RECORD EXCERPTS below:

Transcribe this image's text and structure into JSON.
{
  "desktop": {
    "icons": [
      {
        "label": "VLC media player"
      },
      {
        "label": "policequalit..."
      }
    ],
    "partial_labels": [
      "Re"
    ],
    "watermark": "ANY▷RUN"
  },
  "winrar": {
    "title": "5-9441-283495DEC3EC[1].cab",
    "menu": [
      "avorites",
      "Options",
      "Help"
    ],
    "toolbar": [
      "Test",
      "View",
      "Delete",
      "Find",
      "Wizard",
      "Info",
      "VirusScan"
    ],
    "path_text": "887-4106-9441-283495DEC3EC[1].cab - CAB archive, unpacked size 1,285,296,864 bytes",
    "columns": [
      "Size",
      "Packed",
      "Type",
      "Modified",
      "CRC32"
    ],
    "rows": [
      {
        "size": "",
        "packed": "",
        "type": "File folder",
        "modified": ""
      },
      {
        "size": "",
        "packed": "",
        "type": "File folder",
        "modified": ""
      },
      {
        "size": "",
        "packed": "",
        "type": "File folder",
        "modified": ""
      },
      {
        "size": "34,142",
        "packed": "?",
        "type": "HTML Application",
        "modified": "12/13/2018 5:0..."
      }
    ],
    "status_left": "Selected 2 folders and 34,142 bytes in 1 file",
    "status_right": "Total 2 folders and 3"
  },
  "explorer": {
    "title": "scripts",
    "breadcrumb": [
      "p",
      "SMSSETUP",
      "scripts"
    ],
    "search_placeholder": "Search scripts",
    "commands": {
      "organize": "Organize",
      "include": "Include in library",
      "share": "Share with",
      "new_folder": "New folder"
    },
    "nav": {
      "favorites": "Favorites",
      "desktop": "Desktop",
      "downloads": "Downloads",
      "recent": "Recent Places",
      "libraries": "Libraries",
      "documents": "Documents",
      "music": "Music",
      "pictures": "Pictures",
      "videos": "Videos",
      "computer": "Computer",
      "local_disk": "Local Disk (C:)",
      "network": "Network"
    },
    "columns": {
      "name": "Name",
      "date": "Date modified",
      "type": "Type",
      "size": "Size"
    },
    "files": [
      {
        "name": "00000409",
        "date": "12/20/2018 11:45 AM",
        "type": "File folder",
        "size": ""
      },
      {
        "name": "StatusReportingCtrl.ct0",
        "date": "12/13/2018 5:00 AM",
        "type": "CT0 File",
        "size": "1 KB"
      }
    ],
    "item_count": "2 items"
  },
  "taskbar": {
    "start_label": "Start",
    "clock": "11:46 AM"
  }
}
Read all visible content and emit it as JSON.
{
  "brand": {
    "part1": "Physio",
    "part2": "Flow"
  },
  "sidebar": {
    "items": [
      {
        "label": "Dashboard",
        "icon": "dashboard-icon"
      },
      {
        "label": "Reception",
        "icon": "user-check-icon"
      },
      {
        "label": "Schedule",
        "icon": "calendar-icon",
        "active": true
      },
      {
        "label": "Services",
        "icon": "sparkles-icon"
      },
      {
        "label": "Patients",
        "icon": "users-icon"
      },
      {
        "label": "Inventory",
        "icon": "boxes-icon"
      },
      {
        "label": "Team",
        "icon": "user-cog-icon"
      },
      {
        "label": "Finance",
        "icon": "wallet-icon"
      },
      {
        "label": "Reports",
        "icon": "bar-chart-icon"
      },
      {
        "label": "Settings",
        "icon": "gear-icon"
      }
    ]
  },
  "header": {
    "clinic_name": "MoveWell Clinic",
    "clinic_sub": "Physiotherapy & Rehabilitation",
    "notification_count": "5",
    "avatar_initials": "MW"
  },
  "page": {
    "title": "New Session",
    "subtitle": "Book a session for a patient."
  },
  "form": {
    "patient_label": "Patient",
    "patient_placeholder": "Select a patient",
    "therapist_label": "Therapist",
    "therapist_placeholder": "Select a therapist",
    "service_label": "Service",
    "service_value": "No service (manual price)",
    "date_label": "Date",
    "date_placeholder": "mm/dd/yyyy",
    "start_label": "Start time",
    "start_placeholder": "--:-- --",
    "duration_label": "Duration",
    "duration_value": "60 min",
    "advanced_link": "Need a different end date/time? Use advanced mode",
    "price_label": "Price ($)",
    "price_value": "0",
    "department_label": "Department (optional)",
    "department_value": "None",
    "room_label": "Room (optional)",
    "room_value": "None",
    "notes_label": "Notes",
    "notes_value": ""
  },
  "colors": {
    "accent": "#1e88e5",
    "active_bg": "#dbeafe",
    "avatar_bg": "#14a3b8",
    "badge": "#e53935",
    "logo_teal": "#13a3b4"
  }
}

End of RECORD EXCERPTS.

_EXERCISE OBJECTIVE_: Retype the entries above exactly as they appear.

_FINISHED EXERCISE_:
Transcribe this image's text and structure into JSON.
{
  "desktop": {
    "icons": [
      {
        "label": "VLC media player"
      },
      {
        "label": "policequalit..."
      }
    ],
    "partial_labels": [
      "Re"
    ],
    "watermark": "ANY▷RUN"
  },
  "winrar": {
    "title": "5-9441-283495DEC3EC[1].cab",
    "menu": [
      "avorites",
      "Options",
      "Help"
    ],
    "toolbar": [
      "Test",
      "View",
      "Delete",
      "Find",
      "Wizard",
      "Info",
      "VirusScan"
    ],
    "path_text": "887-4106-9441-283495DEC3EC[1].cab - CAB archive, unpacked size 1,285,296,864 bytes",
    "columns": [
      "Size",
      "Packed",
      "Type",
      "Modified",
      "CRC32"
    ],
    "rows": [
      {
        "size": "",
        "packed": "",
        "type": "File folder",
        "modified": ""
      },
      {
        "size": "",
        "packed": "",
        "type": "File folder",
        "modified": ""
      },
      {
        "size": "",
        "packed": "",
        "type": "File folder",
        "modified": ""
      },
      {
        "size": "34,142",
        "packed": "?",
        "type": "HTML Application",
        "modified": "12/13/2018 5:0..."
      }
    ],
    "status_left": "Selected 2 folders and 34,142 bytes in 1 file",
    "status_right": "Total 2 folders and 3"
  },
  "explorer": {
    "title": "scripts",
    "breadcrumb": [
      "p",
      "SMSSETUP",
      "scripts"
    ],
    "search_placeholder": "Search scripts",
    "commands": {
      "organize": "Organize",
      "include": "Include in library",
      "share": "Share with",
      "new_folder": "New folder"
    },
    "nav": {
      "favorites": "Favorites",
      "desktop": "Desktop",
      "downloads": "Downloads",
      "recent": "Recent Places",
      "libraries": "Libraries",
      "documents": "Documents",
      "music": "Music",
      "pictures": "Pictures",
      "videos": "Videos",
      "computer": "Computer",
      "local_disk": "Local Disk (C:)",
      "network": "Network"
    },
    "columns": {
      "name": "Name",
      "date": "Date modified",
      "type": "Type",
      "size": "Size"
    },
    "files": [
      {
        "name": "00000409",
        "date": "12/20/2018 11:45 AM",
        "type": "File folder",
        "size": ""
      },
      {
        "name": "StatusReportingCtrl.ct0",
        "date": "12/13/2018 5:00 AM",
        "type": "CT0 File",
        "size": "1 KB"
      }
    ],
    "item_count": "2 items"
  },
  "taskbar": {
    "start_label": "Start",
    "clock": "11:46 AM"
  }
}
Read all visible content and emit it as JSON.
{
  "brand": {
    "part1": "Physio",
    "part2": "Flow"
  },
  "sidebar": {
    "items": [
      {
        "label": "Dashboard",
        "icon": "dashboard-icon"
      },
      {
        "label": "Reception",
        "icon": "user-check-icon"
      },
      {
        "label": "Schedule",
        "icon": "calendar-icon",
        "active": true
      },
      {
        "label": "Services",
        "icon": "sparkles-icon"
      },
      {
        "label": "Patients",
        "icon": "users-icon"
      },
      {
        "label": "Inventory",
        "icon": "boxes-icon"
      },
      {
        "label": "Team",
        "icon": "user-cog-icon"
      },
      {
        "label": "Finance",
        "icon": "wallet-icon"
      },
      {
        "label": "Reports",
        "icon": "bar-chart-icon"
      },
      {
        "label": "Settings",
        "icon": "gear-icon"
      }
    ]
  },
  "header": {
    "clinic_name": "MoveWell Clinic",
    "clinic_sub": "Physiotherapy & Rehabilitation",
    "notification_count": "5",
    "avatar_initials": "MW"
  },
  "page": {
    "title": "New Session",
    "subtitle": "Book a session for a patient."
  },
  "form": {
    "patient_label": "Patient",
    "patient_placeholder": "Select a patient",
    "therapist_label": "Therapist",
    "therapist_placeholder": "Select a therapist",
    "service_label": "Service",
    "service_value": "No service (manual price)",
    "date_label": "Date",
    "date_placeholder": "mm/dd/yyyy",
    "start_label": "Start time",
    "start_placeholder": "--:-- --",
    "duration_label": "Duration",
    "duration_value": "60 min",
    "advanced_link": "Need a different end date/time? Use advanced mode",
    "price_label": "Price ($)",
    "price_value": "0",
    "department_label": "Department (optional)",
    "department_value": "None",
    "room_label": "Room (optional)",
    "room_value": "None",
    "notes_label": "Notes",
    "notes_value": ""
  },
  "colors": {
    "accent": "#1e88e5",
    "active_bg": "#dbeafe",
    "avatar_bg": "#14a3b8",
    "badge": "#e53935",
    "logo_teal": "#13a3b4"
  }
}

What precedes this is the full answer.